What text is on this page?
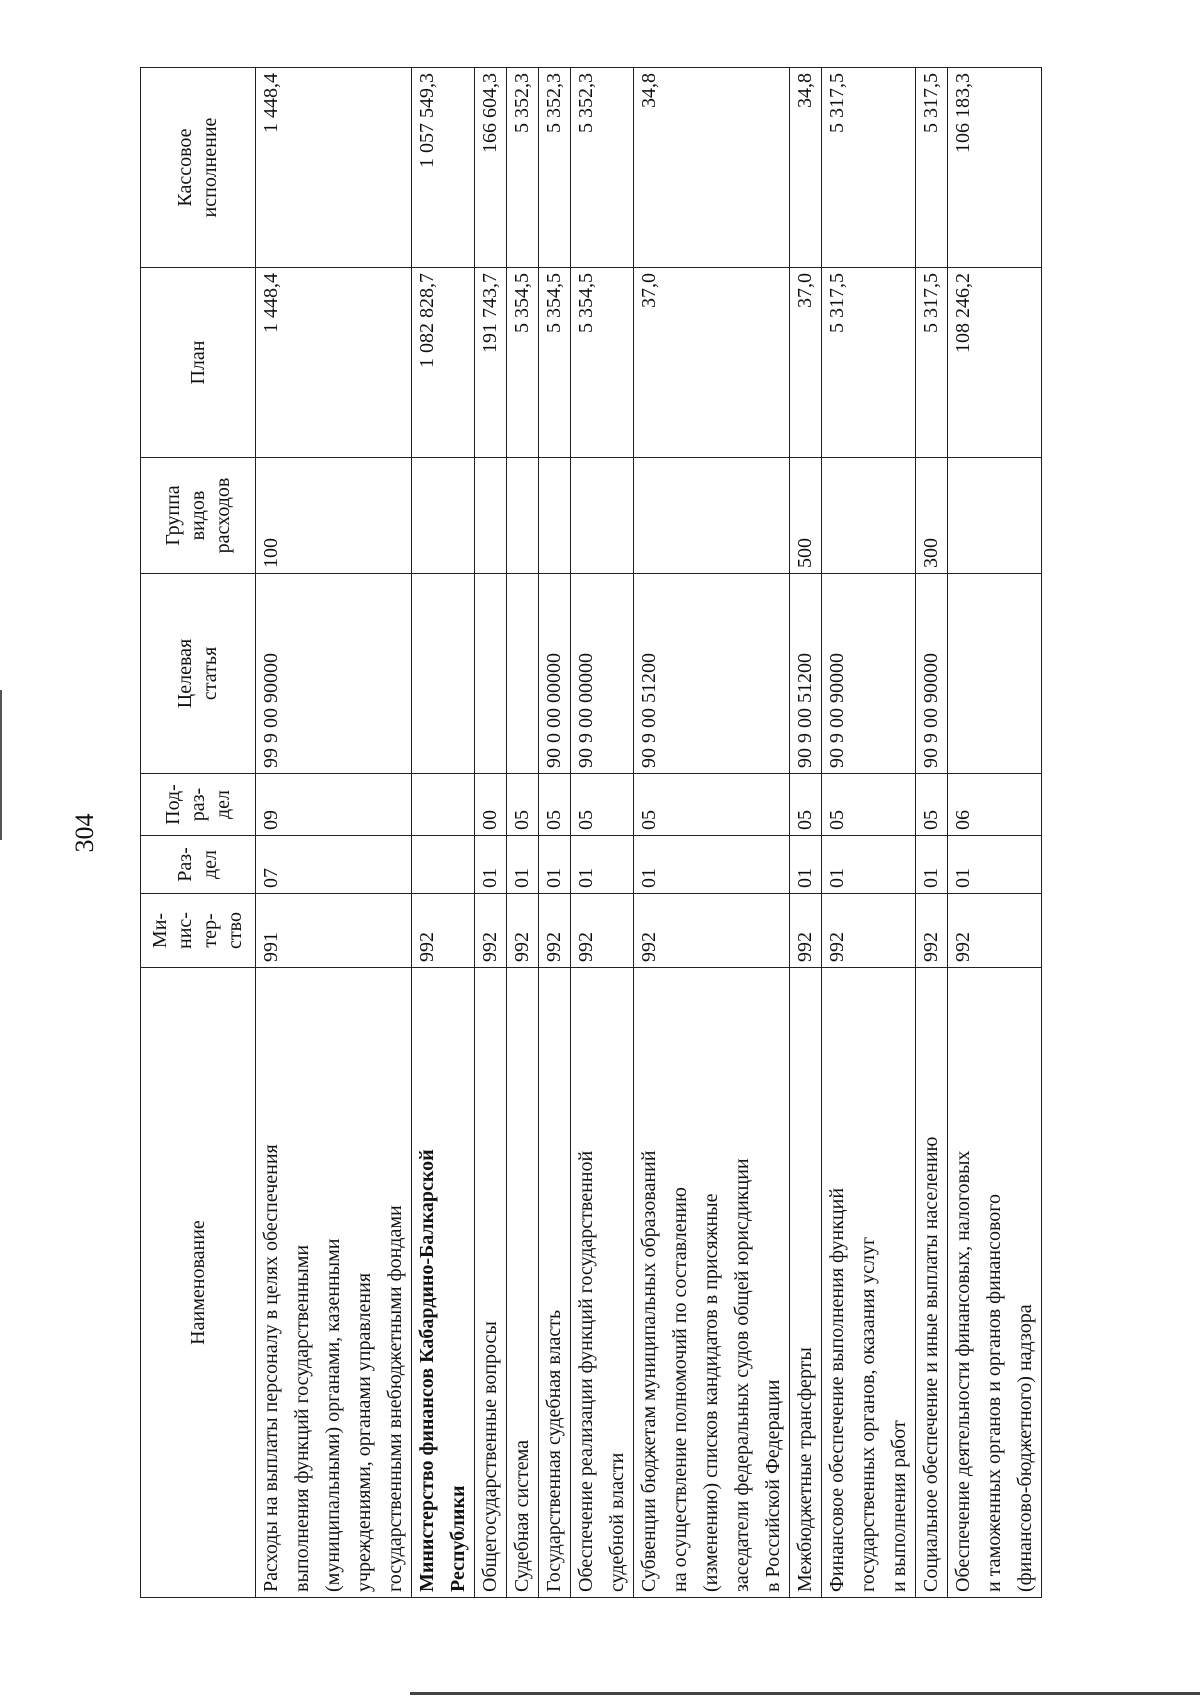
304
Наименование	Ми- нис- тер- ство	Раз- дел	Под- раз- дел	Целевая статья	Группа видов расходов	План	Кассовое исполнение
Расходы на выплаты персоналу в целях обеспечения выполнения функций государственными (муниципальными) органами, казенными учреждениями, органами управления государственными внебюджетными фондами	991	07	09	99 9 00 90000	100	1 448,4	1 448,4
Министерство финансов Кабардино-Балкарской Республики	992					1 082 828,7	1 057 549,3
Общегосударственные вопросы	992	01	00			191 743,7	166 604,3
Судебная система	992	01	05			5 354,5	5 352,3
Государственная судебная власть	992	01	05	90 0 00 00000		5 354,5	5 352,3
Обеспечение реализации функций государственной судебной власти	992	01	05	90 9 00 00000		5 354,5	5 352,3
Субвенции бюджетам муниципальных образований на осуществление полномочий по составлению (изменению) списков кандидатов в присяжные заседатели федеральных судов общей юрисдикции в Российской Федерации	992	01	05	90 9 00 51200		37,0	34,8
Межбюджетные трансферты	992	01	05	90 9 00 51200	500	37,0	34,8
Финансовое обеспечение выполнения функций государственных органов, оказания услуг и выполнения работ	992	01	05	90 9 00 90000		5 317,5	5 317,5
Социальное обеспечение и иные выплаты населению	992	01	05	90 9 00 90000	300	5 317,5	5 317,5
Обеспечение деятельности финансовых, налоговых и таможенных органов и органов финансового (финансово-бюджетного) надзора	992	01	06			108 246,2	106 183,3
···
**CHALLENGE**: Go through the listing above and list every line that has the word "органов".

**THE SOLUTION**:
Финансовое обеспечение выполнения функций государственных органов, оказания услуг и выполнения работ	992	01	05	90 9 00 90000		5 317,5	5 317,5
Обеспечение деятельности финансовых, налоговых и таможенных органов и органов финансового (финансово-бюджетного) надзора	992	01	06			108 246,2	106 183,3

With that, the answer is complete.